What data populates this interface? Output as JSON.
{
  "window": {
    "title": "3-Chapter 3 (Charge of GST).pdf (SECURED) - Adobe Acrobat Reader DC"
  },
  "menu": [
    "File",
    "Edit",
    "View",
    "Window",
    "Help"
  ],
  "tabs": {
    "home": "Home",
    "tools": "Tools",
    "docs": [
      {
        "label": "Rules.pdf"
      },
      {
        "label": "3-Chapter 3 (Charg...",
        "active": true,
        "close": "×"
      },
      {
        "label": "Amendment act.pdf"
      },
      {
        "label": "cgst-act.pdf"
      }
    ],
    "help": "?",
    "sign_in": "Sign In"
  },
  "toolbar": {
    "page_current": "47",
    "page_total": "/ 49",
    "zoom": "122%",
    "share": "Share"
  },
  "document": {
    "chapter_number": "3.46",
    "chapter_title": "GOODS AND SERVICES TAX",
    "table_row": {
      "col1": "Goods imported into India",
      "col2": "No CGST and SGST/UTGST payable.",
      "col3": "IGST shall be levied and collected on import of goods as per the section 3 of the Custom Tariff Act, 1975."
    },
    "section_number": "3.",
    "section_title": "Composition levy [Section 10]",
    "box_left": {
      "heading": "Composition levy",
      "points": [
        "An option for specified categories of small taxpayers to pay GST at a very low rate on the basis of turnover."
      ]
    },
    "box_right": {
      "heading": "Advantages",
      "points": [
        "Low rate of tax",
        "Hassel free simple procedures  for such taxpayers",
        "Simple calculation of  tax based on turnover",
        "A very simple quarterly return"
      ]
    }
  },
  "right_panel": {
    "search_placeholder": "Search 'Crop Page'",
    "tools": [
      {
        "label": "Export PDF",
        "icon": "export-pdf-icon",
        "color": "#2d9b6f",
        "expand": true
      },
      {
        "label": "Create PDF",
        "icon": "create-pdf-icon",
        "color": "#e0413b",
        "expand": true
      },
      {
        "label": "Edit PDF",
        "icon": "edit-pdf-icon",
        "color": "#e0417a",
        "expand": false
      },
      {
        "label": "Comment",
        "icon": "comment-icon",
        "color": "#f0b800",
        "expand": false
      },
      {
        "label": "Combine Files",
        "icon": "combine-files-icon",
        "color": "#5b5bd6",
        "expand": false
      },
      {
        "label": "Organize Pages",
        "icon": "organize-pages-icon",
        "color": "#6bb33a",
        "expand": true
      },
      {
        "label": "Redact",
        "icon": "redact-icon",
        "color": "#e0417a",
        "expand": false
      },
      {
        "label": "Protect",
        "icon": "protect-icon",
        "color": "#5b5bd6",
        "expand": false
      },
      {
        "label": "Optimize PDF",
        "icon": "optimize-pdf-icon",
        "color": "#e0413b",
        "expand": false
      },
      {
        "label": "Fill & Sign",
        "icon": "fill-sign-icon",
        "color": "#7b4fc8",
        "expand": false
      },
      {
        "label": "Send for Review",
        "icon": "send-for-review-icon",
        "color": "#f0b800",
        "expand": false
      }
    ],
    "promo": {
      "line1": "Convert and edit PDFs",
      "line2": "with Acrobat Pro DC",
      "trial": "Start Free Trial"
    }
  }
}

□ □ □

Which lines include "very"? Copy each of them out.

        "An option for specified categories of small taxpayers to pay GST at a very low rate on the basis of turnover."
        "A very simple quarterly return"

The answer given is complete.